* DATASET CONTENT
——

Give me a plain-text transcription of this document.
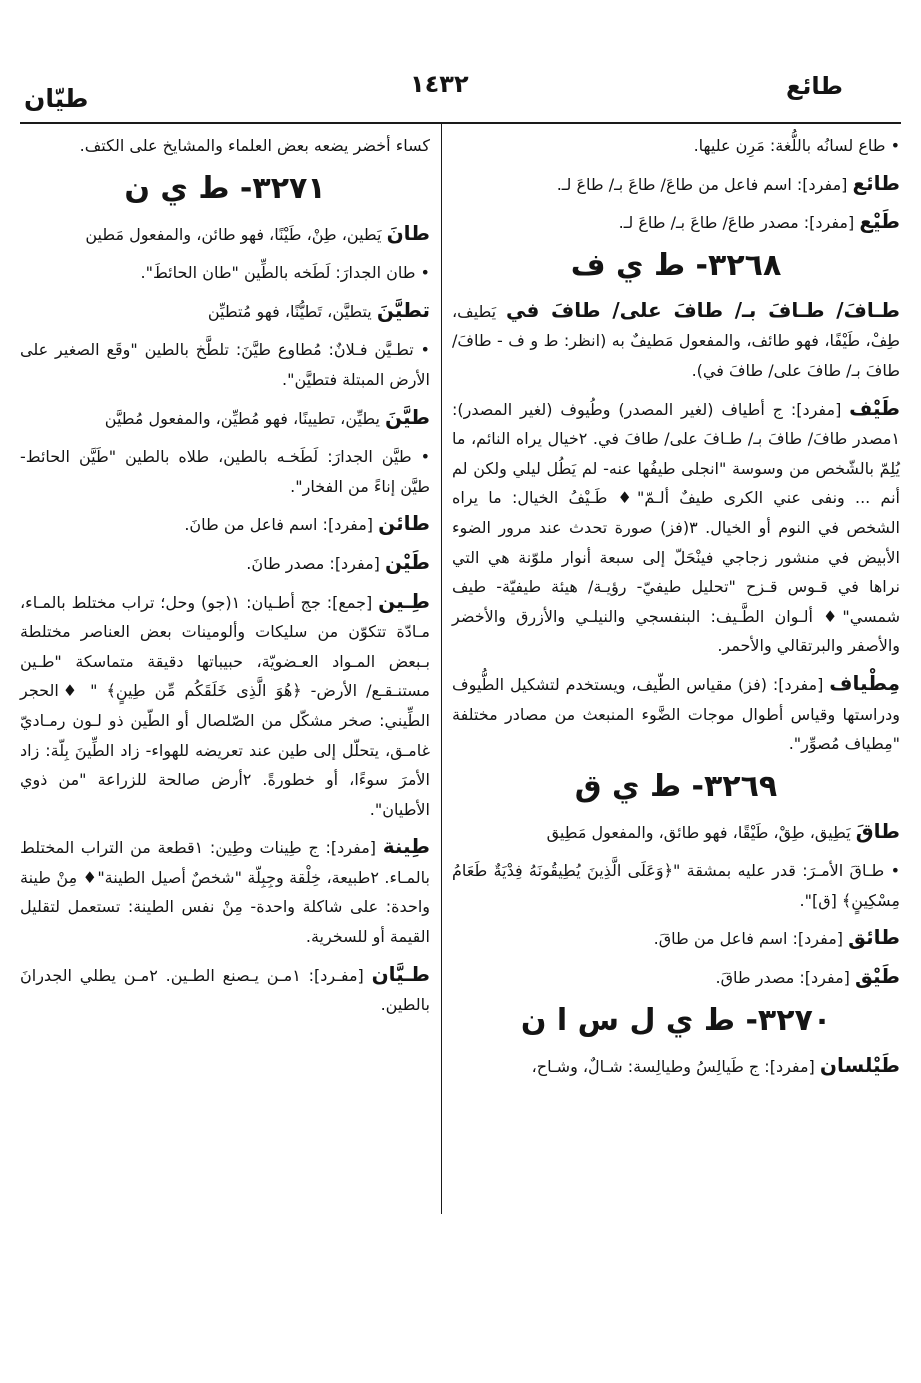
طيّان	١٤٣٢	طائع

• طاع لسانُه باللُّغة: مَرِن عليها.

طائع [مفرد]: اسم فاعل من طاعَ/ طاعَ بـ/ طاعَ لـ.

طَيْع [مفرد]: مصدر طاعَ/ طاعَ بـ/ طاعَ لـ.

٣٢٦٨- ط ي ف

طـافَ/ طـافَ بـ/ طافَ على/ طافَ في يَطيف، طِفْ، طَيْفًا، فهو طائف، والمفعول مَطيفٌ به (انظر: ط و ف - طافَ/ طافَ بـ/ طافَ على/ طافَ في).

طَيْف [مفرد]: ج أطياف (لغير المصدر) وطُيوف (لغير المصدر): ١مصدر طافَ/ طافَ بـ/ طـافَ على/ طافَ في. ٢خيال يراه النائم، ما يُلِمّ بالشّخص من وسوسة "انجلى طيفُها عنه- لم يَطُل ليلي ولكن لم أنم ... ونفى عني الكرى طيفٌ ألـمّ"♦ طَـيْفُ الخيال: ما يراه الشخص في النوم أو الخيال. ٣(فز) صورة تحدث عند مرور الضوء الأبيض في منشور زجاجي فينْحَلّ إلى سبعة أنوار ملوّنة هي التي نراها في قـوس قـزح "تحليل طيفيّ- رؤيـة/ هيئة طيفيّة- طيف شمسي"♦ ألـوان الطَّـيف: البنفسجي والنيلـي والأزرق والأخضر والأصفر والبرتقالي والأحمر.

مِطْياف [مفرد]: (فز) مقياس الطّيف، ويستخدم لتشكيل الطُّيوف ودراستها وقياس أطوال موجات الضَّوء المنبعث من مصادر مختلفة "مِطياف مُصوِّر".

٣٢٦٩- ط ي ق

طاقَ يَطِيق، طِقْ، طَيْقًا، فهو طائق، والمفعول مَطِيق

• طـاقَ الأمـرَ: قدر عليه بمشقة "﴿وَعَلَى الَّذِينَ يُطِيقُونَهُ فِدْيَةٌ طَعَامُ مِسْكِينٍ﴾ [ق]".

طائق [مفرد]: اسم فاعل من طاقَ.

طَيْق [مفرد]: مصدر طاقَ.

٣٢٧٠- ط ي ل س ا ن

طَيْلسان [مفرد]: ج طَيالِسُ وطيالِسة: شـالٌ، وشـاح،

كساء أخضر يضعه بعض العلماء والمشايخ على الكتف.

٣٢٧١- ط ي ن

طانَ يَطين، طِنْ، طَيْنًا، فهو طائن، والمفعول مَطين

• طان الجدارَ: لَطَخه بالطِّين "طان الحائطَ".

تطيَّنَ يتطيَّن، تَطيُّنًا، فهو مُتطيِّن

• تطـيَّن فـلانٌ: مُطاوع طيَّنَ: تلطَّخ بالطين "وقَع الصغير على الأرض المبتلة فتطيَّن".

طيَّنَ يطيِّن، تطيينًا، فهو مُطيِّن، والمفعول مُطيَّن

• طيَّن الجدارَ: لَطَخـه بالطين، طلاه بالطين "طَيَّن الحائط- طيَّن إناءً من الفخار".

طائن [مفرد]: اسم فاعل من طانَ.

طَيْن [مفرد]: مصدر طانَ.

طِـين [جمع]: جج أطـيان: ١(جو) وحل؛ تراب مختلط بالمـاء، مـادّة تتكوّن من سليكات وألومينات بعض العناصر مختلطة بـبعض المـواد العـضويّة، حبيباتها دقيقة متماسكة "طـين مستنـقـع/ الأرض- ﴿هُوَ الَّذِى خَلَقَكُم مِّن طِينٍ﴾ " ♦الحجر الطِّيني: صخر مشكّل من الصّلصال أو الطّين ذو لـون رمـاديّ غامـق، يتحلّل إلى طين عند تعريضه للهواء- زاد الطِّينَ بِلّة: زاد الأمرَ سوءًا، أو خطورةً. ٢أرض صالحة للزراعة "من ذوي الأطيان".

طِينة [مفرد]: ج طِينات وطِين: ١قطعة من التراب المختلط بالمـاء. ٢طبيعة، خِلْقة وجِبِلّة "شخصٌ أصيل الطينة"♦ مِنْ طينة واحدة: على شاكلة واحدة- مِنْ نفس الطينة: تستعمل لتقليل القيمة أو للسخرية.

طـيَّان [مفـرد]: ١مـن يـصنع الطـين. ٢مـن يطلي الجدرانَ بالطين.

——

* STATED GOAL
Find how many lines in the listing contain the word "طائق" and give that count alone.

* FINISHED ANSWER
2